Requirements » Return each line of the data below verbatim, without any alteration.

### Raw records ###

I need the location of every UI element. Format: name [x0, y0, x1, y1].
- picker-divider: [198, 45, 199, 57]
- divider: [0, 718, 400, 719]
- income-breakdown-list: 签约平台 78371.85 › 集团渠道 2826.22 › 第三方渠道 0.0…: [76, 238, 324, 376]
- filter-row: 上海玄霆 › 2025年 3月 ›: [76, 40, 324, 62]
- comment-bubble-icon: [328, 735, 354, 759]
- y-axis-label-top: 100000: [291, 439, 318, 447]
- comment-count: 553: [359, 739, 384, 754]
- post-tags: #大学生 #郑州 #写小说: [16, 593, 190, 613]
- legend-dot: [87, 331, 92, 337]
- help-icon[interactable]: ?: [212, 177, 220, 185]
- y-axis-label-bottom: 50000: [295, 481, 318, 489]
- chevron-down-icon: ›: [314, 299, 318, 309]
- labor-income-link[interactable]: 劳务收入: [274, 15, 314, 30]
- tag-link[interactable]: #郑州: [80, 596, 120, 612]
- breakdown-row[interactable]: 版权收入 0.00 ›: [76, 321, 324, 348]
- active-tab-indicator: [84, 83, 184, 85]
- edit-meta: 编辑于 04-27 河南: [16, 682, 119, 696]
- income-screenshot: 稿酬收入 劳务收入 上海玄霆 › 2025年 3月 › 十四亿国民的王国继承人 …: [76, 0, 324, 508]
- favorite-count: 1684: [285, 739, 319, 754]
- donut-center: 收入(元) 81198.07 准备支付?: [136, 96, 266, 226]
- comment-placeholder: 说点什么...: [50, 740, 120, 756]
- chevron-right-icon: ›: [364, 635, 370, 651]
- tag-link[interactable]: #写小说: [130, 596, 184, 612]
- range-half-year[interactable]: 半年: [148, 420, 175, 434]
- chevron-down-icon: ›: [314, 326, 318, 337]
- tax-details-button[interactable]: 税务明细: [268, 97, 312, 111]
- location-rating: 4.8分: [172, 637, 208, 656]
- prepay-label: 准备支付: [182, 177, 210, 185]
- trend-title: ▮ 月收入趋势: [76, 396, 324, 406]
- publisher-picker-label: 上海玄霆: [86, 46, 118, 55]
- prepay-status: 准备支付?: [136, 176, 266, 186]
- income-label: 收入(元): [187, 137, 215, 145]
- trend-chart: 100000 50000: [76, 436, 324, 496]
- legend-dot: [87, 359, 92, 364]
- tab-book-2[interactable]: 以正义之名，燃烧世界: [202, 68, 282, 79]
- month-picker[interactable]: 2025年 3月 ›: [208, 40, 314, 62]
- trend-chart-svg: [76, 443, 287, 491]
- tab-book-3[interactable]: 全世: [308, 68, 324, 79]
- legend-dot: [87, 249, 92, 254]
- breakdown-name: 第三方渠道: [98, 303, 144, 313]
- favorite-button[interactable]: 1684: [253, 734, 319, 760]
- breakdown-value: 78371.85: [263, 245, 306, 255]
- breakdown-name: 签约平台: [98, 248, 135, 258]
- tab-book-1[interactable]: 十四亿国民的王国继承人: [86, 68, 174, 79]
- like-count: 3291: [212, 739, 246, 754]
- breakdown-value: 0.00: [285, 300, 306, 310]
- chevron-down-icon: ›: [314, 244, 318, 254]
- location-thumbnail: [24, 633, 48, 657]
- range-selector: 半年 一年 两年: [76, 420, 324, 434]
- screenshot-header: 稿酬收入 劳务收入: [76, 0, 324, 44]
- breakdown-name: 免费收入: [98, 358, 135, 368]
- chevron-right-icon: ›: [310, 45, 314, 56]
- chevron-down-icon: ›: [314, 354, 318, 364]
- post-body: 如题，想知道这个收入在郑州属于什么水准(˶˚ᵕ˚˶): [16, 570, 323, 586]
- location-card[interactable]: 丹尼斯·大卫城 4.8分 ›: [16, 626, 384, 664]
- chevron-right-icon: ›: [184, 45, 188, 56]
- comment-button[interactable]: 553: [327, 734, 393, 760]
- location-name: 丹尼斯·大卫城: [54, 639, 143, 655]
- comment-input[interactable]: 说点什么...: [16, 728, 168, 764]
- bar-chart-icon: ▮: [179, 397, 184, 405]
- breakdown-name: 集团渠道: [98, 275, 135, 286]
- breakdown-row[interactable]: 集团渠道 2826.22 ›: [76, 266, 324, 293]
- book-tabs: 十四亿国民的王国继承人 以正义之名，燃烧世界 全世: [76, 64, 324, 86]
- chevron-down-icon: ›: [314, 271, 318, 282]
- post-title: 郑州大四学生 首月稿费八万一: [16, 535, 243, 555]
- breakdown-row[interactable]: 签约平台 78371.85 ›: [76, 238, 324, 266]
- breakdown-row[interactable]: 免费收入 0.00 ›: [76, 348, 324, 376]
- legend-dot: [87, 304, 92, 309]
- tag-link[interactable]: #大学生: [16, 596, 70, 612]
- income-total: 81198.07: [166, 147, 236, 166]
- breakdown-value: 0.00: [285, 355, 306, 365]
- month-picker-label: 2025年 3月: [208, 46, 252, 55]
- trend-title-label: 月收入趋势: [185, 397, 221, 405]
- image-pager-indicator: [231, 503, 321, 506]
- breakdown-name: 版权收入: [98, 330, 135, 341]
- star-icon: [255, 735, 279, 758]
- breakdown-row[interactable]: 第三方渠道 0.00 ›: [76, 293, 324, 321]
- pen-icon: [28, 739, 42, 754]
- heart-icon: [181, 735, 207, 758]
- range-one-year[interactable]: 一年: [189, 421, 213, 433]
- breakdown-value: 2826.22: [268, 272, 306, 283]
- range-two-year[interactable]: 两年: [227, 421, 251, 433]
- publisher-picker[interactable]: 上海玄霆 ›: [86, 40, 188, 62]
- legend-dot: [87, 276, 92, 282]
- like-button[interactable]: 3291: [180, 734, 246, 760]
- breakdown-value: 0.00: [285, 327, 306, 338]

###

The response »
I need the location of every UI element. Format: name [x0, y0, x1, y1].
- picker-divider: [198, 45, 199, 57]
- divider: [0, 718, 400, 719]
- income-breakdown-list: 签约平台 78371.85 › 集团渠道 2826.22 › 第三方渠道 0.0…: [76, 238, 324, 376]
- filter-row: 上海玄霆 › 2025年 3月 ›: [76, 40, 324, 62]
- comment-bubble-icon: [328, 735, 354, 759]
- y-axis-label-top: 100000: [291, 439, 318, 447]
- comment-count: 553: [359, 739, 384, 754]
- post-tags: #大学生 #郑州 #写小说: [16, 593, 190, 613]
- legend-dot: [87, 331, 92, 337]
- help-icon[interactable]: ?: [212, 177, 220, 185]
- y-axis-label-bottom: 50000: [295, 481, 318, 489]
- chevron-down-icon: ›: [314, 299, 318, 309]
- labor-income-link[interactable]: 劳务收入: [274, 15, 314, 30]
- tag-link[interactable]: #郑州: [80, 596, 120, 612]
- breakdown-row[interactable]: 版权收入 0.00 ›: [76, 321, 324, 348]
- active-tab-indicator: [84, 83, 184, 85]
- edit-meta: 编辑于 04-27 河南: [16, 682, 119, 696]
- income-screenshot: 稿酬收入 劳务收入 上海玄霆 › 2025年 3月 › 十四亿国民的王国继承人 …: [76, 0, 324, 508]
- favorite-count: 1684: [285, 739, 319, 754]
- donut-center: 收入(元) 81198.07 准备支付?: [136, 96, 266, 226]
- comment-placeholder: 说点什么...: [50, 740, 120, 756]
- chevron-right-icon: ›: [364, 635, 370, 651]
- tag-link[interactable]: #写小说: [130, 596, 184, 612]
- range-half-year[interactable]: 半年: [148, 420, 175, 434]
- chevron-down-icon: ›: [314, 326, 318, 337]
- tax-details-button[interactable]: 税务明细: [268, 97, 312, 111]
- location-rating: 4.8分: [172, 637, 208, 656]
- prepay-label: 准备支付: [182, 177, 210, 185]
- trend-title: ▮ 月收入趋势: [76, 396, 324, 406]
- publisher-picker-label: 上海玄霆: [86, 46, 118, 55]
- prepay-status: 准备支付?: [136, 176, 266, 186]
- income-label: 收入(元): [187, 137, 215, 145]
- trend-chart: 100000 50000: [76, 436, 324, 496]
- legend-dot: [87, 359, 92, 364]
- tab-book-2[interactable]: 以正义之名，燃烧世界: [202, 68, 282, 79]
- month-picker[interactable]: 2025年 3月 ›: [208, 40, 314, 62]
- trend-chart-svg: [76, 443, 287, 491]
- tab-book-3[interactable]: 全世: [308, 68, 324, 79]
- legend-dot: [87, 249, 92, 254]
- breakdown-name: 第三方渠道: [98, 303, 144, 313]
- favorite-button[interactable]: 1684: [253, 734, 319, 760]
- breakdown-value: 78371.85: [263, 245, 306, 255]
- breakdown-name: 签约平台: [98, 248, 135, 258]
- tab-book-1[interactable]: 十四亿国民的王国继承人: [86, 68, 174, 79]
- like-count: 3291: [212, 739, 246, 754]
- breakdown-value: 0.00: [285, 300, 306, 310]
- chevron-down-icon: ›: [314, 244, 318, 254]
- location-thumbnail: [24, 633, 48, 657]
- range-selector: 半年 一年 两年: [76, 420, 324, 434]
- screenshot-header: 稿酬收入 劳务收入: [76, 0, 324, 44]
- breakdown-name: 免费收入: [98, 358, 135, 368]
- chevron-right-icon: ›: [310, 45, 314, 56]
- chevron-down-icon: ›: [314, 354, 318, 364]
- post-body: 如题，想知道这个收入在郑州属于什么水准(˶˚ᵕ˚˶): [16, 570, 323, 586]
- location-card[interactable]: 丹尼斯·大卫城 4.8分 ›: [16, 626, 384, 664]
- chevron-right-icon: ›: [184, 45, 188, 56]
- comment-button[interactable]: 553: [327, 734, 393, 760]
- location-name: 丹尼斯·大卫城: [54, 639, 143, 655]
- comment-input[interactable]: 说点什么...: [16, 728, 168, 764]
- bar-chart-icon: ▮: [179, 397, 184, 405]
- breakdown-name: 集团渠道: [98, 275, 135, 286]
- breakdown-row[interactable]: 集团渠道 2826.22 ›: [76, 266, 324, 293]
- book-tabs: 十四亿国民的王国继承人 以正义之名，燃烧世界 全世: [76, 64, 324, 86]
- chevron-down-icon: ›: [314, 271, 318, 282]
- post-title: 郑州大四学生 首月稿费八万一: [16, 535, 243, 555]
- breakdown-row[interactable]: 签约平台 78371.85 ›: [76, 238, 324, 266]
- breakdown-row[interactable]: 免费收入 0.00 ›: [76, 348, 324, 376]
- legend-dot: [87, 304, 92, 309]
- tag-link[interactable]: #大学生: [16, 596, 70, 612]
- income-total: 81198.07: [166, 147, 236, 166]
- breakdown-value: 0.00: [285, 355, 306, 365]
- month-picker-label: 2025年 3月: [208, 46, 252, 55]
- trend-title-label: 月收入趋势: [185, 397, 221, 405]
- image-pager-indicator: [231, 503, 321, 506]
- breakdown-name: 版权收入: [98, 330, 135, 341]
- star-icon: [255, 735, 279, 758]
- breakdown-row[interactable]: 第三方渠道 0.00 ›: [76, 293, 324, 321]
- pen-icon: [28, 739, 42, 754]
- heart-icon: [181, 735, 207, 758]
- range-one-year[interactable]: 一年: [189, 421, 213, 433]
- breakdown-value: 2826.22: [268, 272, 306, 283]
- range-two-year[interactable]: 两年: [227, 421, 251, 433]
- publisher-picker[interactable]: 上海玄霆 ›: [86, 40, 188, 62]
- legend-dot: [87, 276, 92, 282]
- like-button[interactable]: 3291: [180, 734, 246, 760]
- breakdown-value: 0.00: [285, 327, 306, 338]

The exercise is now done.